==== Dataset rows ====

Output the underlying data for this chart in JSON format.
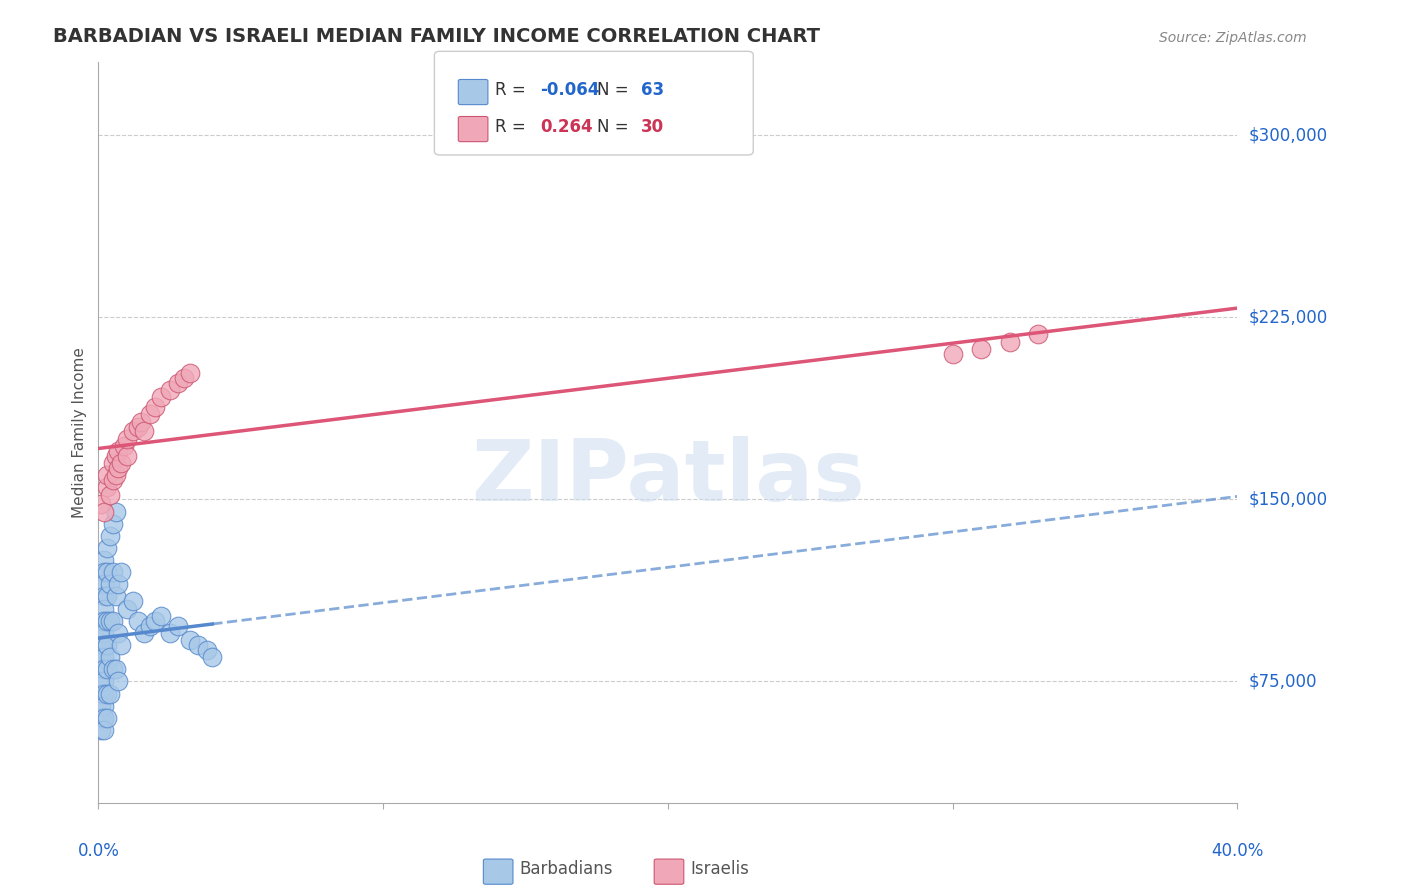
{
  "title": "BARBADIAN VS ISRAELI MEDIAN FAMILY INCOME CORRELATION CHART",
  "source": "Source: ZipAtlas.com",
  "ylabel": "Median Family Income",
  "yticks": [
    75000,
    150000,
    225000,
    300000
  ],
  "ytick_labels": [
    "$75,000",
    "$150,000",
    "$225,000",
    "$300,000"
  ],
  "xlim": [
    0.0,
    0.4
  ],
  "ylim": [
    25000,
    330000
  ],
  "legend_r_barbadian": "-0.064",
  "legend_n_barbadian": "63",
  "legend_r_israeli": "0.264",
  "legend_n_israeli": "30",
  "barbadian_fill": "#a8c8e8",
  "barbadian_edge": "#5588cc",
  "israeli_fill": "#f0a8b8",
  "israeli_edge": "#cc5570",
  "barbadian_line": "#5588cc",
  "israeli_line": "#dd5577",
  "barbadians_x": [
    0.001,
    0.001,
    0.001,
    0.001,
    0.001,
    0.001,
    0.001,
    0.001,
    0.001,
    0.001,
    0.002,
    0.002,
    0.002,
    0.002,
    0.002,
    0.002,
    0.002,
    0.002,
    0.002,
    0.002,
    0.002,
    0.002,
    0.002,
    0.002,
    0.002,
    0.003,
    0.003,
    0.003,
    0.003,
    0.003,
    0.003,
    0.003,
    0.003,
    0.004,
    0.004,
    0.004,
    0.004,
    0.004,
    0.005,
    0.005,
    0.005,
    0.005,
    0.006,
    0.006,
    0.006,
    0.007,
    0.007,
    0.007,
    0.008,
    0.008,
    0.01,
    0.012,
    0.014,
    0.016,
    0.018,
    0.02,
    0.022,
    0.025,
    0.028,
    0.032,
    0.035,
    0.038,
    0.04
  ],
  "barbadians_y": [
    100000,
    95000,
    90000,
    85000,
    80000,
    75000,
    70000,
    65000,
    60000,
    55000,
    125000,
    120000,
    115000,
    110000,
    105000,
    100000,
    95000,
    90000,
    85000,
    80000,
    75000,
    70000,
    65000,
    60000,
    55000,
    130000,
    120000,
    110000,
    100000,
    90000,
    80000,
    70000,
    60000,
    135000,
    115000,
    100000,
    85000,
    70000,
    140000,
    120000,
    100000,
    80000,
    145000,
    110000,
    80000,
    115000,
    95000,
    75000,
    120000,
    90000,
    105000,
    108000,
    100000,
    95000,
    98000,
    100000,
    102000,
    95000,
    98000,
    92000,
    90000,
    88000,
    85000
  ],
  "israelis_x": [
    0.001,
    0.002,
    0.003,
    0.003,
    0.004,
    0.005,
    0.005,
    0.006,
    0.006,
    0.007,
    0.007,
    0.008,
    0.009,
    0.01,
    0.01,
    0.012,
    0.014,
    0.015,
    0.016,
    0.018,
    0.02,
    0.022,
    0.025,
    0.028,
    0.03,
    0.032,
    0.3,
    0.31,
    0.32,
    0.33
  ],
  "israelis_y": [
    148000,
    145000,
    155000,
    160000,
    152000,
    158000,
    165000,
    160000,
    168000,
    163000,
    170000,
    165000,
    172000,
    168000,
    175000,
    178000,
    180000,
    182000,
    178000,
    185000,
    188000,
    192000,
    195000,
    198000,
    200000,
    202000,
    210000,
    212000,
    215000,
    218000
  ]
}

====

Written instruction -> Reproduce all of the data exactly; the pictures do not belong in the copy.

Output of the task ->
Output the underlying data for this chart in JSON format.
{
  "title": "BARBADIAN VS ISRAELI MEDIAN FAMILY INCOME CORRELATION CHART",
  "source": "Source: ZipAtlas.com",
  "ylabel": "Median Family Income",
  "yticks": [
    75000,
    150000,
    225000,
    300000
  ],
  "ytick_labels": [
    "$75,000",
    "$150,000",
    "$225,000",
    "$300,000"
  ],
  "xlim": [
    0.0,
    0.4
  ],
  "ylim": [
    25000,
    330000
  ],
  "legend_r_barbadian": "-0.064",
  "legend_n_barbadian": "63",
  "legend_r_israeli": "0.264",
  "legend_n_israeli": "30",
  "barbadian_fill": "#a8c8e8",
  "barbadian_edge": "#5588cc",
  "israeli_fill": "#f0a8b8",
  "israeli_edge": "#cc5570",
  "barbadian_line": "#5588cc",
  "israeli_line": "#dd5577",
  "barbadians_x": [
    0.001,
    0.001,
    0.001,
    0.001,
    0.001,
    0.001,
    0.001,
    0.001,
    0.001,
    0.001,
    0.002,
    0.002,
    0.002,
    0.002,
    0.002,
    0.002,
    0.002,
    0.002,
    0.002,
    0.002,
    0.002,
    0.002,
    0.002,
    0.002,
    0.002,
    0.003,
    0.003,
    0.003,
    0.003,
    0.003,
    0.003,
    0.003,
    0.003,
    0.004,
    0.004,
    0.004,
    0.004,
    0.004,
    0.005,
    0.005,
    0.005,
    0.005,
    0.006,
    0.006,
    0.006,
    0.007,
    0.007,
    0.007,
    0.008,
    0.008,
    0.01,
    0.012,
    0.014,
    0.016,
    0.018,
    0.02,
    0.022,
    0.025,
    0.028,
    0.032,
    0.035,
    0.038,
    0.04
  ],
  "barbadians_y": [
    100000,
    95000,
    90000,
    85000,
    80000,
    75000,
    70000,
    65000,
    60000,
    55000,
    125000,
    120000,
    115000,
    110000,
    105000,
    100000,
    95000,
    90000,
    85000,
    80000,
    75000,
    70000,
    65000,
    60000,
    55000,
    130000,
    120000,
    110000,
    100000,
    90000,
    80000,
    70000,
    60000,
    135000,
    115000,
    100000,
    85000,
    70000,
    140000,
    120000,
    100000,
    80000,
    145000,
    110000,
    80000,
    115000,
    95000,
    75000,
    120000,
    90000,
    105000,
    108000,
    100000,
    95000,
    98000,
    100000,
    102000,
    95000,
    98000,
    92000,
    90000,
    88000,
    85000
  ],
  "israelis_x": [
    0.001,
    0.002,
    0.003,
    0.003,
    0.004,
    0.005,
    0.005,
    0.006,
    0.006,
    0.007,
    0.007,
    0.008,
    0.009,
    0.01,
    0.01,
    0.012,
    0.014,
    0.015,
    0.016,
    0.018,
    0.02,
    0.022,
    0.025,
    0.028,
    0.03,
    0.032,
    0.3,
    0.31,
    0.32,
    0.33
  ],
  "israelis_y": [
    148000,
    145000,
    155000,
    160000,
    152000,
    158000,
    165000,
    160000,
    168000,
    163000,
    170000,
    165000,
    172000,
    168000,
    175000,
    178000,
    180000,
    182000,
    178000,
    185000,
    188000,
    192000,
    195000,
    198000,
    200000,
    202000,
    210000,
    212000,
    215000,
    218000
  ]
}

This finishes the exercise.